**Dataset records:**
>> BEGIN
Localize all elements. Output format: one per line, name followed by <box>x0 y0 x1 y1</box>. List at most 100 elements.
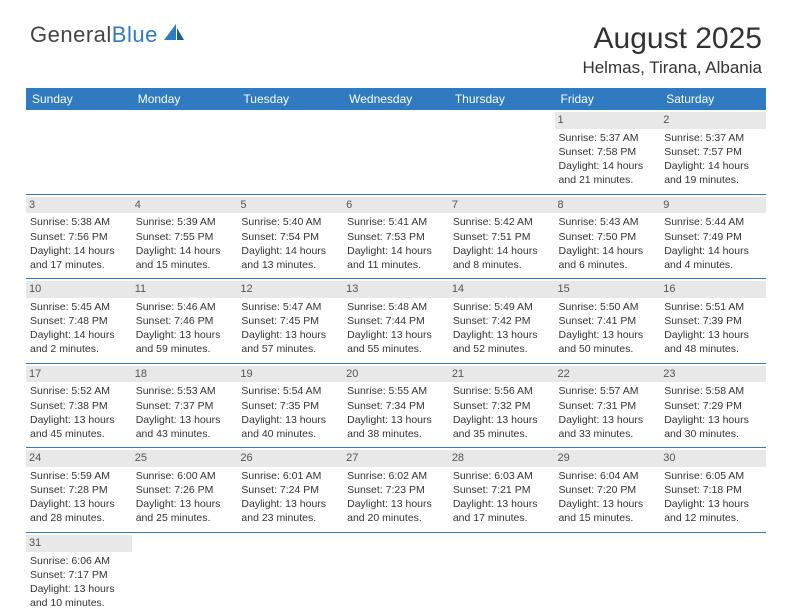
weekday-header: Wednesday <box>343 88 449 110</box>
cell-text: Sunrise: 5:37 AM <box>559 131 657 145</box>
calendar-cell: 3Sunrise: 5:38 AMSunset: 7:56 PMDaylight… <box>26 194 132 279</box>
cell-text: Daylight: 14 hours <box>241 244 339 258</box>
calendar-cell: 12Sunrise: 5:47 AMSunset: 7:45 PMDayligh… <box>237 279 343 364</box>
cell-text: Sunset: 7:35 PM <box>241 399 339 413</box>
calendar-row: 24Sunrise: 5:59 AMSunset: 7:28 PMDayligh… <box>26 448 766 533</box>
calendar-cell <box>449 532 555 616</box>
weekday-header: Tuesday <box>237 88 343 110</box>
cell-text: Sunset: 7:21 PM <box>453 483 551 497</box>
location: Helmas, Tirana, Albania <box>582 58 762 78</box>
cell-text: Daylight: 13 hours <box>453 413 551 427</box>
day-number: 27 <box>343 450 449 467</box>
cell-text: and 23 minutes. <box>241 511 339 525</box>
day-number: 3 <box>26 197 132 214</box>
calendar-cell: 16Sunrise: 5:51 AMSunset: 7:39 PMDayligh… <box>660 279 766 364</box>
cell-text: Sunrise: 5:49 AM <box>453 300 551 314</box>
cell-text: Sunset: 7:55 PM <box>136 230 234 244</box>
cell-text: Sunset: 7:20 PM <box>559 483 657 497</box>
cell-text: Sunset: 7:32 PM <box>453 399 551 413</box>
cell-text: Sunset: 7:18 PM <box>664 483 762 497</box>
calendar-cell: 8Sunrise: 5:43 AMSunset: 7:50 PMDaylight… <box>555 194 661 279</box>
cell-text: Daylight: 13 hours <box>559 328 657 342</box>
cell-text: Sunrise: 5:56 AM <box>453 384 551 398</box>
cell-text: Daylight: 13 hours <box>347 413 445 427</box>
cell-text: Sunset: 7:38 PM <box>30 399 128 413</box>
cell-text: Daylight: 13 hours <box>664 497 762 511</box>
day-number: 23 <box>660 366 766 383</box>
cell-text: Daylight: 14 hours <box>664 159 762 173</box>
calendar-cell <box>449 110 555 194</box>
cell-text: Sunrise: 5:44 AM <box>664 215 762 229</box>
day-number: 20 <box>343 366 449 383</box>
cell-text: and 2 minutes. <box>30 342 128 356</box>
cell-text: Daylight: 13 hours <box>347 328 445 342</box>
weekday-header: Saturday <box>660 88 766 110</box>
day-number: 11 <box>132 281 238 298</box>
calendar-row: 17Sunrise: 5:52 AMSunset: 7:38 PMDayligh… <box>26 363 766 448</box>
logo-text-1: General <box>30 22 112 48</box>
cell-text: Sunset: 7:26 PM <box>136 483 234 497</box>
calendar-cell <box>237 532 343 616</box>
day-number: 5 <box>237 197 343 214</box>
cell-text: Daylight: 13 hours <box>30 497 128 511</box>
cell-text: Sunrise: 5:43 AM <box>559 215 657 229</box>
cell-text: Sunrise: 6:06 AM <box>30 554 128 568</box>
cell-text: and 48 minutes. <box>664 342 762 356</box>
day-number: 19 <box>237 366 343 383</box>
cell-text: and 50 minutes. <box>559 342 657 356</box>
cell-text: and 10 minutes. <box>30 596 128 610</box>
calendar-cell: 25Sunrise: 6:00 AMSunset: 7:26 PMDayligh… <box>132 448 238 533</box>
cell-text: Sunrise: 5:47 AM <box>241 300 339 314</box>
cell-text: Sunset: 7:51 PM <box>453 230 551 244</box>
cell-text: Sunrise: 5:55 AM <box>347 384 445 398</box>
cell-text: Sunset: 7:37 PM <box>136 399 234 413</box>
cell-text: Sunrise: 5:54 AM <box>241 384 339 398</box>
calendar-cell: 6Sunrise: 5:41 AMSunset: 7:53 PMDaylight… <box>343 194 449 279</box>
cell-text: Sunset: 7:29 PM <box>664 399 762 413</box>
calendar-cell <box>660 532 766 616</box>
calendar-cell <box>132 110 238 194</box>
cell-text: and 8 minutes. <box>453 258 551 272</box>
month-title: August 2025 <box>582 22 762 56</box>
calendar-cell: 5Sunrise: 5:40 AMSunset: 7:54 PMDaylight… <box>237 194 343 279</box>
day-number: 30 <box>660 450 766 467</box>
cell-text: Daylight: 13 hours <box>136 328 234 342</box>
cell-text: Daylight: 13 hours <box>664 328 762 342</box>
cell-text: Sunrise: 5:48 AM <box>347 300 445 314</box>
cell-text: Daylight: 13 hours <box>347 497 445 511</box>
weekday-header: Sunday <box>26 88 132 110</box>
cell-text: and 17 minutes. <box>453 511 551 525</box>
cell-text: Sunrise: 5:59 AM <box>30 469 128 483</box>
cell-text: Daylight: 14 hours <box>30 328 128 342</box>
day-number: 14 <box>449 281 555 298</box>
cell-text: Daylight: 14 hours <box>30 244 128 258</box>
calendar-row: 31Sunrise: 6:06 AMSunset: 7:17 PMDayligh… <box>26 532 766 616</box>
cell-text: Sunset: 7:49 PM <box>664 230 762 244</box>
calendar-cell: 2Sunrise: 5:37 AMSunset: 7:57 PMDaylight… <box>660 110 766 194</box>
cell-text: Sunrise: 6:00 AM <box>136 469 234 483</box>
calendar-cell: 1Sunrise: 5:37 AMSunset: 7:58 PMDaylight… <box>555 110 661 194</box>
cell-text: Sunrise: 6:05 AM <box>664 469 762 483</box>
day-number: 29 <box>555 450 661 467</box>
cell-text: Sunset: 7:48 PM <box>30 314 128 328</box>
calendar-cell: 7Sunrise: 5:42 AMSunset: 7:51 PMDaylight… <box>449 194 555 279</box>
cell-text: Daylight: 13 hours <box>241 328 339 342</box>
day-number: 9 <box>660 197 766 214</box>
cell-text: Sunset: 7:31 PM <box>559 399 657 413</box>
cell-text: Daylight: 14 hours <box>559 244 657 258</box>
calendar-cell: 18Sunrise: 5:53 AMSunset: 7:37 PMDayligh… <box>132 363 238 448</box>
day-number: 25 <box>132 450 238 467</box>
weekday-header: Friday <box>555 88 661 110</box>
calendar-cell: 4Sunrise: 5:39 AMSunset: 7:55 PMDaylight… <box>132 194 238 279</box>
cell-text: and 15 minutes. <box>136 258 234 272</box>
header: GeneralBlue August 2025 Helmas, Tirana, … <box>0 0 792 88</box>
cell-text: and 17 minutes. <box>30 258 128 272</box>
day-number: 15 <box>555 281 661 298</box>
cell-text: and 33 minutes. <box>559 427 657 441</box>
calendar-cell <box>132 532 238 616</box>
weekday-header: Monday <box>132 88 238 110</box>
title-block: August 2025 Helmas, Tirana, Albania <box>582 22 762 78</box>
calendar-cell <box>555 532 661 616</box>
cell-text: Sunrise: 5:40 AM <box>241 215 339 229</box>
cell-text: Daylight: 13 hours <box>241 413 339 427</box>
>> END
>> BEGIN
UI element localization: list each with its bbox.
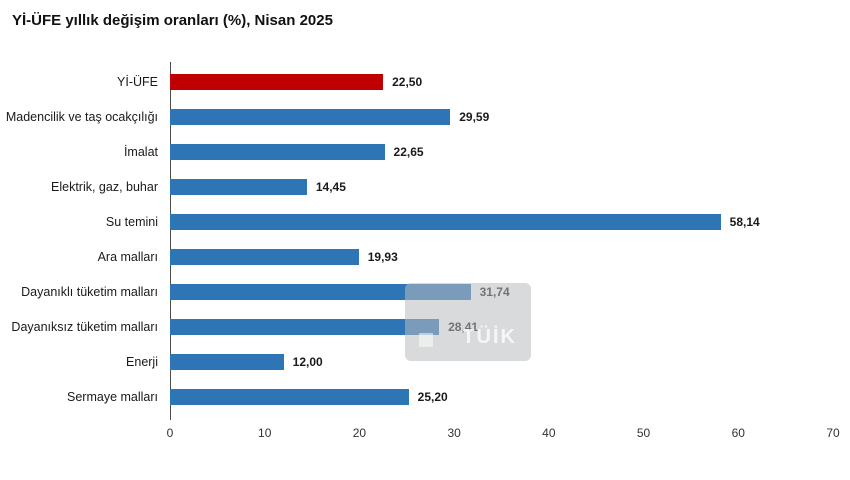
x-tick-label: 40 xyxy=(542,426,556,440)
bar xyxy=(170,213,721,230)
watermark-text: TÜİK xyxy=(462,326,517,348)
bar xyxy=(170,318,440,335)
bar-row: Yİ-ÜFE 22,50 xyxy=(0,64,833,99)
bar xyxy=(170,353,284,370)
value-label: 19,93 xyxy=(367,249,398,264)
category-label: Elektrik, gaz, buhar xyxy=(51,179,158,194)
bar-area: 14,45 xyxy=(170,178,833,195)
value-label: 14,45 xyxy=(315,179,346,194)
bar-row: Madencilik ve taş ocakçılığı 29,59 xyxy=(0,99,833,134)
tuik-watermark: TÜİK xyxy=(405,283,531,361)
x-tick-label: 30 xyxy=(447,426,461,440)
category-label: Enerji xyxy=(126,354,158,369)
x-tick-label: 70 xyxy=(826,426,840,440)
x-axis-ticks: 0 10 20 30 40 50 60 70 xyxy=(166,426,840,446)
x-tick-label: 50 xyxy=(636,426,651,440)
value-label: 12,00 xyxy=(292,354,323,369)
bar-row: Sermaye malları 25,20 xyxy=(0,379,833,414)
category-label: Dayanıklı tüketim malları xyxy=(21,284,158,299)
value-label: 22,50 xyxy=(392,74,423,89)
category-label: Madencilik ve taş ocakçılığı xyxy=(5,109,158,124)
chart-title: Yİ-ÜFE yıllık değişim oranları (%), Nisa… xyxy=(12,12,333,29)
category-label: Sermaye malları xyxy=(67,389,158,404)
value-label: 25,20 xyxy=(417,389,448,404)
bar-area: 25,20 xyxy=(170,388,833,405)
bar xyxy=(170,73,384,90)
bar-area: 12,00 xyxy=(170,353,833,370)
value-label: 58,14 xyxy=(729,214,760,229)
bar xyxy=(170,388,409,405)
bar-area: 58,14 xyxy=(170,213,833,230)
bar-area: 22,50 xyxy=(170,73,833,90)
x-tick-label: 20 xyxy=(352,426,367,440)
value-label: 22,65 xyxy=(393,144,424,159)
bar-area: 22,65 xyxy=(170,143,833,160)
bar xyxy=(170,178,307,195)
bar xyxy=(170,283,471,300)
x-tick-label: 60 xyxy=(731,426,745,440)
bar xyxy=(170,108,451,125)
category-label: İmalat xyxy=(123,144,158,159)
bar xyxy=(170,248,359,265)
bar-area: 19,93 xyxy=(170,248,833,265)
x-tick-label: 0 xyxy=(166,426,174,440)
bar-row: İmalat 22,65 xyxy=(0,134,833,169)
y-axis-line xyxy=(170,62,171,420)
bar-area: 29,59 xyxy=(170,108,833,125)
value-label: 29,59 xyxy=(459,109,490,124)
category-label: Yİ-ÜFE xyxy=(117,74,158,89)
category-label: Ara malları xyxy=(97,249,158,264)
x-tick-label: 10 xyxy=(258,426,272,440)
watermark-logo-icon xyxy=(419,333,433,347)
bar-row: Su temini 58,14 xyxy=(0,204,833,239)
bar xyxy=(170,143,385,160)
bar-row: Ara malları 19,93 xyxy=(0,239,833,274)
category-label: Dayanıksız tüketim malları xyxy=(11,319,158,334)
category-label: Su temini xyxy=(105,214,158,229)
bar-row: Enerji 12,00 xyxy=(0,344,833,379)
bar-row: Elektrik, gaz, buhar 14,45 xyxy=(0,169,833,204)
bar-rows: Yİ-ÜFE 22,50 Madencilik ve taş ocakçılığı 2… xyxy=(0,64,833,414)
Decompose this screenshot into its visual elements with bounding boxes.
>> END
>> BEGIN
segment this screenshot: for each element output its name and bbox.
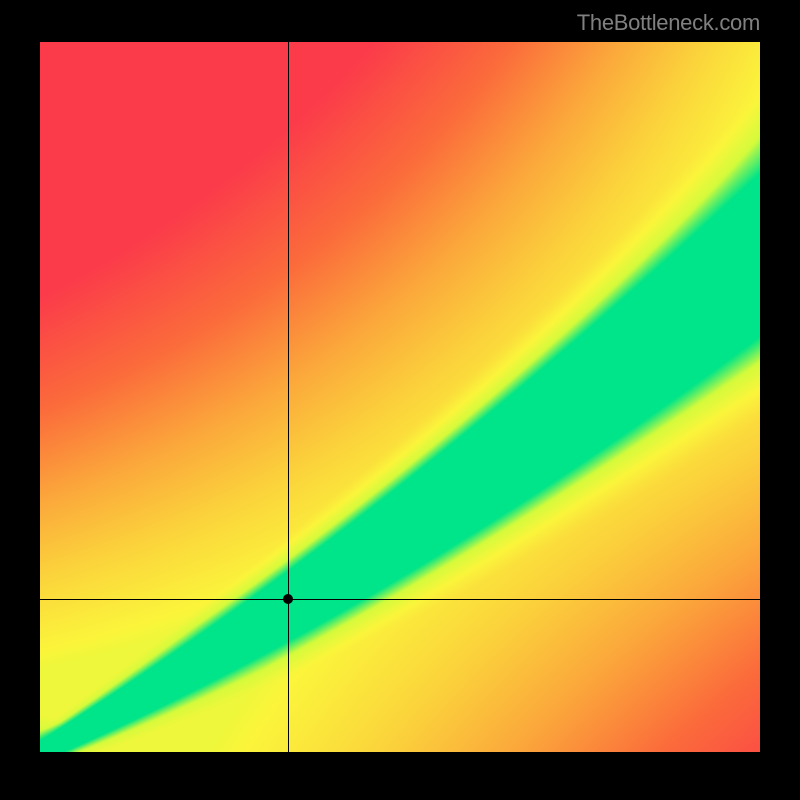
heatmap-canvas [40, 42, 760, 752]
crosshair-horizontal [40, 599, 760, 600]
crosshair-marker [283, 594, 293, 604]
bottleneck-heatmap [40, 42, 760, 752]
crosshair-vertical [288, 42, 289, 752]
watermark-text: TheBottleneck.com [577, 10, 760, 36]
>> END
**The exercise:** Lay out the lines as a JSON list of strings, one string per line and no blank lines, starting with the line that contains "Localize all elements." and going on through the line that contains "cell-text: Daylight: 14 hours <box>241". Leave the pictures out of the list.

**Result of this task:**
[
  "Localize all elements. Output format: one per line, name followed by <box>x0 y0 x1 y1</box>. List at most 100 elements.",
  "weekday-header: Wednesday <box>343 88 449 110</box>",
  "cell-text: Sunrise: 5:37 AM <box>559 131 657 145</box>",
  "calendar-cell: 3Sunrise: 5:38 AMSunset: 7:56 PMDaylight… <box>26 194 132 279</box>",
  "cell-text: Daylight: 14 hours <box>241 244 339 258</box>"
]